■ Work to be completed ■
List each line of the data in which the string "text" appears.

■ Supplied information ■
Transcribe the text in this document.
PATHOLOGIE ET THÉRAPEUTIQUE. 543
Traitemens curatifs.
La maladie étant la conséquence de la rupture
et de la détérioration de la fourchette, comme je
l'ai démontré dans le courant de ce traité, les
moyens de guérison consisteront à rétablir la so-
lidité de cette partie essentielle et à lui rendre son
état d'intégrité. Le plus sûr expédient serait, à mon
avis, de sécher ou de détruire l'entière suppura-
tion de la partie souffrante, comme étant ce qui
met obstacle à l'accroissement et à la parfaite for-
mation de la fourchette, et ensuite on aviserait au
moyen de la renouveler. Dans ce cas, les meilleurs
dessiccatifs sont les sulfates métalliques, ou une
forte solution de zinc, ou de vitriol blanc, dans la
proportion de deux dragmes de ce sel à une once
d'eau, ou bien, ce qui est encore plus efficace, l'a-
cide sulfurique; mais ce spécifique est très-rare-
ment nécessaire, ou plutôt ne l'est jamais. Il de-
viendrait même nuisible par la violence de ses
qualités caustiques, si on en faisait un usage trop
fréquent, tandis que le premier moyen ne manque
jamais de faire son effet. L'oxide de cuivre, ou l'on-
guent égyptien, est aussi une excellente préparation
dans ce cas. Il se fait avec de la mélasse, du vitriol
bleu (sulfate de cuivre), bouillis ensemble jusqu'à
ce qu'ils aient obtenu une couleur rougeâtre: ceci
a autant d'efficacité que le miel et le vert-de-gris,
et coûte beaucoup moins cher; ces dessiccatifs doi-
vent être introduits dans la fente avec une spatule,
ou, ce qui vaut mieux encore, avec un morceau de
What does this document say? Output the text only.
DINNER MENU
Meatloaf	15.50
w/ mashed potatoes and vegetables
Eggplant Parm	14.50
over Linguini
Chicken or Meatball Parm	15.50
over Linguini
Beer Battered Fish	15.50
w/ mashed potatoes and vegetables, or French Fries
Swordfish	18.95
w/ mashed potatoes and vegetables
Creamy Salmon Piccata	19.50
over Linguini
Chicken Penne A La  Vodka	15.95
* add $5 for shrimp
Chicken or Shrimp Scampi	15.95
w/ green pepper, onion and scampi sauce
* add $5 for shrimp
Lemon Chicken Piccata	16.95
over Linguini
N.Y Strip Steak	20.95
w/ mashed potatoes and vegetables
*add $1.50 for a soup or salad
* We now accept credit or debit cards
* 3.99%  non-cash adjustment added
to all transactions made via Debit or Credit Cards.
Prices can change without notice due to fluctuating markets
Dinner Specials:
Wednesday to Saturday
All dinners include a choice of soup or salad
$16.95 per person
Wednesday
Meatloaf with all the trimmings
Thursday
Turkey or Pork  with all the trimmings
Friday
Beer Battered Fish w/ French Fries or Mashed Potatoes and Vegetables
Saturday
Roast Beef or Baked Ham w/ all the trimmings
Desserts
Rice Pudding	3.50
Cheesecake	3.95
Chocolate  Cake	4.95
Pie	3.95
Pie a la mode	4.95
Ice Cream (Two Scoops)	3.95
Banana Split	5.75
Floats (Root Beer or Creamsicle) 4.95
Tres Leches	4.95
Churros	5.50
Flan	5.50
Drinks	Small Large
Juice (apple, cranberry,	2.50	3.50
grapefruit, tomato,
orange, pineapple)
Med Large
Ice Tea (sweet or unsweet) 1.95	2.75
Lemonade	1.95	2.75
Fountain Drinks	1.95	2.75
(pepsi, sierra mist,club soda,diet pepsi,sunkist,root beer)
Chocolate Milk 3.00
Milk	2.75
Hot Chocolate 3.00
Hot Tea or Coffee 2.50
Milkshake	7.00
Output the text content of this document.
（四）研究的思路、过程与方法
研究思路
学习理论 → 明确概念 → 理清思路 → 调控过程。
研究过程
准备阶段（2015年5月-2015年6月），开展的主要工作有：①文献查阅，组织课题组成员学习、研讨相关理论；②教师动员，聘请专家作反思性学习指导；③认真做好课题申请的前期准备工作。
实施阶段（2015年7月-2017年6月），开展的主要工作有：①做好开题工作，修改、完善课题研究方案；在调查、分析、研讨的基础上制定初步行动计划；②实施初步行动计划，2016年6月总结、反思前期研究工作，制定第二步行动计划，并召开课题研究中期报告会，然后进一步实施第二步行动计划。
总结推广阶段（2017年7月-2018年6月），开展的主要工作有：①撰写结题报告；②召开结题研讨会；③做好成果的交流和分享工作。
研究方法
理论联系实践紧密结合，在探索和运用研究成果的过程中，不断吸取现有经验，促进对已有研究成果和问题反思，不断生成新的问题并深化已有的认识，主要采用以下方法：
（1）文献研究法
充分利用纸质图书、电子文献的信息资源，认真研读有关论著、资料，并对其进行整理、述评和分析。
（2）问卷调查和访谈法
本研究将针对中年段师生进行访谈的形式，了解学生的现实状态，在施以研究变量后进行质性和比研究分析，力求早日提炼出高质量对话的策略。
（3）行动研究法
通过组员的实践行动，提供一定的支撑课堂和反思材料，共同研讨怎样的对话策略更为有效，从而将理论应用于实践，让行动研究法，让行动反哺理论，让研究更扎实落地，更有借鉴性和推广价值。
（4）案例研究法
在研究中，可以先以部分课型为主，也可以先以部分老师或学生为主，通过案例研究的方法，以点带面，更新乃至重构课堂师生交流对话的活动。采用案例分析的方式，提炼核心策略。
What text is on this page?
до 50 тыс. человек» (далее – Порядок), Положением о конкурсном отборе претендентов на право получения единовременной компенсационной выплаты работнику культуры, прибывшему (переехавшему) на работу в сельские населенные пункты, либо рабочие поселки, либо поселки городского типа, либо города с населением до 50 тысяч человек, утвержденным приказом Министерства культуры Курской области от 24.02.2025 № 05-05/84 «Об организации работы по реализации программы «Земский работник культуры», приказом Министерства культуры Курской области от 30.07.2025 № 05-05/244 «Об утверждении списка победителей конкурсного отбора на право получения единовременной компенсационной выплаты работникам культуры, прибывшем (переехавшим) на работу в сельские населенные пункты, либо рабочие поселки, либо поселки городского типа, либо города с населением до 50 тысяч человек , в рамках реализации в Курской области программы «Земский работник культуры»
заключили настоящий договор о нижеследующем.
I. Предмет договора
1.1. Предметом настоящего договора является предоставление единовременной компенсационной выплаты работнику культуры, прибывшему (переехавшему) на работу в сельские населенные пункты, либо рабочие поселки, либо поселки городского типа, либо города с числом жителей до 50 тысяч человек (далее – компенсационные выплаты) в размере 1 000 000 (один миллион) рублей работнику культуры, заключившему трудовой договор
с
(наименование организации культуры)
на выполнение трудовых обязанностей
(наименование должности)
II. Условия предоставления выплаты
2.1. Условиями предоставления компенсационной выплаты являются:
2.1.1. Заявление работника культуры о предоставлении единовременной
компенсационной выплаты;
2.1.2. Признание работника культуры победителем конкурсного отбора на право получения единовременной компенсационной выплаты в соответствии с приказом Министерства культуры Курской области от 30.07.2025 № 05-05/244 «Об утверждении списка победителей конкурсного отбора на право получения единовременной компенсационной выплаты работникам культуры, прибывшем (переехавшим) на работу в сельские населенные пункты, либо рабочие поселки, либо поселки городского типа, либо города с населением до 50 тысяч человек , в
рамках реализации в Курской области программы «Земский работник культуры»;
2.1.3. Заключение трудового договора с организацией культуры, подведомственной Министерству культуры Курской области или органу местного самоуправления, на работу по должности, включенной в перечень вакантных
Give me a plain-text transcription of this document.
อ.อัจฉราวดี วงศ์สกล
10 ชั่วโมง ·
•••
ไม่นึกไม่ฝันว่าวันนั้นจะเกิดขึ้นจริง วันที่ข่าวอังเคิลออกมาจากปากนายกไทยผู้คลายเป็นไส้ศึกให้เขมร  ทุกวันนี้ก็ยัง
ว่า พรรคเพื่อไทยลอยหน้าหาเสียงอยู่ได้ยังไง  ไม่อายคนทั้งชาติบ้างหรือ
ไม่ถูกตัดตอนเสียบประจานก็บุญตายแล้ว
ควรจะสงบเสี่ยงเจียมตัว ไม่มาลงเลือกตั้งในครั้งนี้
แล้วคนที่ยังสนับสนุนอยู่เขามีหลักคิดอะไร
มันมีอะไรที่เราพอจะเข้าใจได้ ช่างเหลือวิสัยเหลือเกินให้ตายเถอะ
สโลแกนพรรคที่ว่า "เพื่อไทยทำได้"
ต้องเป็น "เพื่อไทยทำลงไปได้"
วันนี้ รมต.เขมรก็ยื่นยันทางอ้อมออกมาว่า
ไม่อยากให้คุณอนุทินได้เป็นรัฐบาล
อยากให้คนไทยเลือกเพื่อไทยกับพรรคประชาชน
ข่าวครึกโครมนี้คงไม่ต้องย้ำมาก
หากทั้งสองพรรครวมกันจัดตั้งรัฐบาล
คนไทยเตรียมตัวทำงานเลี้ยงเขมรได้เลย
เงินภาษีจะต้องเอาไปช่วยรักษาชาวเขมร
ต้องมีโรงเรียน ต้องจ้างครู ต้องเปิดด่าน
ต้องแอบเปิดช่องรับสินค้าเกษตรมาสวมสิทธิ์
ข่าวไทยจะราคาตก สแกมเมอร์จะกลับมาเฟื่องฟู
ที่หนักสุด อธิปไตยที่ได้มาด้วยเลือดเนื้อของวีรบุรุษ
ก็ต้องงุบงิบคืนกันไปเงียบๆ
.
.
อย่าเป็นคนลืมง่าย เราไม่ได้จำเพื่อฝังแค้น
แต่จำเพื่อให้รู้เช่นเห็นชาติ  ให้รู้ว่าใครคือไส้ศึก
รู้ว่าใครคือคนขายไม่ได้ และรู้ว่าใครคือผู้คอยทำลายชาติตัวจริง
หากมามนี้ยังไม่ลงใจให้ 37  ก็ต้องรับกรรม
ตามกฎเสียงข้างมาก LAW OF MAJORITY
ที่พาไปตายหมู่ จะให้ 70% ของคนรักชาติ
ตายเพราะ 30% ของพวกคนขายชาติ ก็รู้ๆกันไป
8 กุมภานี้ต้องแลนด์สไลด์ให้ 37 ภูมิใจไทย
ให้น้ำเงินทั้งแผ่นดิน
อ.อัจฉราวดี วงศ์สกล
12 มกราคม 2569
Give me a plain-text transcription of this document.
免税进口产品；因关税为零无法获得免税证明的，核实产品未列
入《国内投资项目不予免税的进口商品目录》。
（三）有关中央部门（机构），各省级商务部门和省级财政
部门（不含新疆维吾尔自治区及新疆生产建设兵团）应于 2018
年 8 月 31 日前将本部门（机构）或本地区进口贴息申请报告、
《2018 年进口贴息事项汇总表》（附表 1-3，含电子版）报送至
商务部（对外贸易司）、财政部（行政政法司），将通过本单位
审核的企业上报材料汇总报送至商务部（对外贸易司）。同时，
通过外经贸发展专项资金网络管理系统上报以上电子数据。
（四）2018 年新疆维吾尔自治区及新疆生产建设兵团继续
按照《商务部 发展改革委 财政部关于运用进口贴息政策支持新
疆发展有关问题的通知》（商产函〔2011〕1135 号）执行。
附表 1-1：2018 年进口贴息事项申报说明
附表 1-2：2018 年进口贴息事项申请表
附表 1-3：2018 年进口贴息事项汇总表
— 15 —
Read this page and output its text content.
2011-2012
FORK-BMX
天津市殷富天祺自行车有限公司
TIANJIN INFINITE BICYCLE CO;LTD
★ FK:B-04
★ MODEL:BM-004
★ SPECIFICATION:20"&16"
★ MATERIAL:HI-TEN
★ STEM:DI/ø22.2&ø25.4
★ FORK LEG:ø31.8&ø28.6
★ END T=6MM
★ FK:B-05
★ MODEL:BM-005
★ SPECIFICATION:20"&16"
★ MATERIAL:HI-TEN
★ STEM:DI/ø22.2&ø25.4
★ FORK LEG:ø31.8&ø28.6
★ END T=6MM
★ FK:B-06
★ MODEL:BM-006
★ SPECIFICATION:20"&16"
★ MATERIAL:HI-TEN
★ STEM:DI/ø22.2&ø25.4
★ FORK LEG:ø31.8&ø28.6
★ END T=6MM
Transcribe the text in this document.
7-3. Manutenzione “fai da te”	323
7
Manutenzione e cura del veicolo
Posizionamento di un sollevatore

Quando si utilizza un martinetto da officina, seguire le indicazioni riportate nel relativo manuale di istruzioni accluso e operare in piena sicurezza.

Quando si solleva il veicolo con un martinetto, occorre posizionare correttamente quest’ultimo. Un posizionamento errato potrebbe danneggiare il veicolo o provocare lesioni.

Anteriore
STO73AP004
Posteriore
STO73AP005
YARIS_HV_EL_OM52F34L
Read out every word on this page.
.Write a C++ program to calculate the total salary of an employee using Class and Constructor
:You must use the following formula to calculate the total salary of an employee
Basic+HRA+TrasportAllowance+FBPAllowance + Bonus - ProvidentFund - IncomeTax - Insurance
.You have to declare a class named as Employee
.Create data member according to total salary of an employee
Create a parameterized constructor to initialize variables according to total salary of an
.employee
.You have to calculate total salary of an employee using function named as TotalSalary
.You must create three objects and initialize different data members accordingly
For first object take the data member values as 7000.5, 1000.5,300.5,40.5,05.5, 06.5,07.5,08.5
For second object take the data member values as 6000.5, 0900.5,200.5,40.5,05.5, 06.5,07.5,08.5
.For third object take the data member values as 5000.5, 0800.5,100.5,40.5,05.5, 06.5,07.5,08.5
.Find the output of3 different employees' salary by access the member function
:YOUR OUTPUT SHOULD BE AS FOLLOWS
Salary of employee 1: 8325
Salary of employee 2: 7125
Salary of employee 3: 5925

■ Solution to this problem ■
Transcribe the text in this document.
What does this document say? Output the text only.
Output the text content of this document.
What text is on this page?
Give me a plain-text transcription of this document.
Give me a plain-text transcription of this document.
Read this page and output its text content.
Transcribe the text in this document.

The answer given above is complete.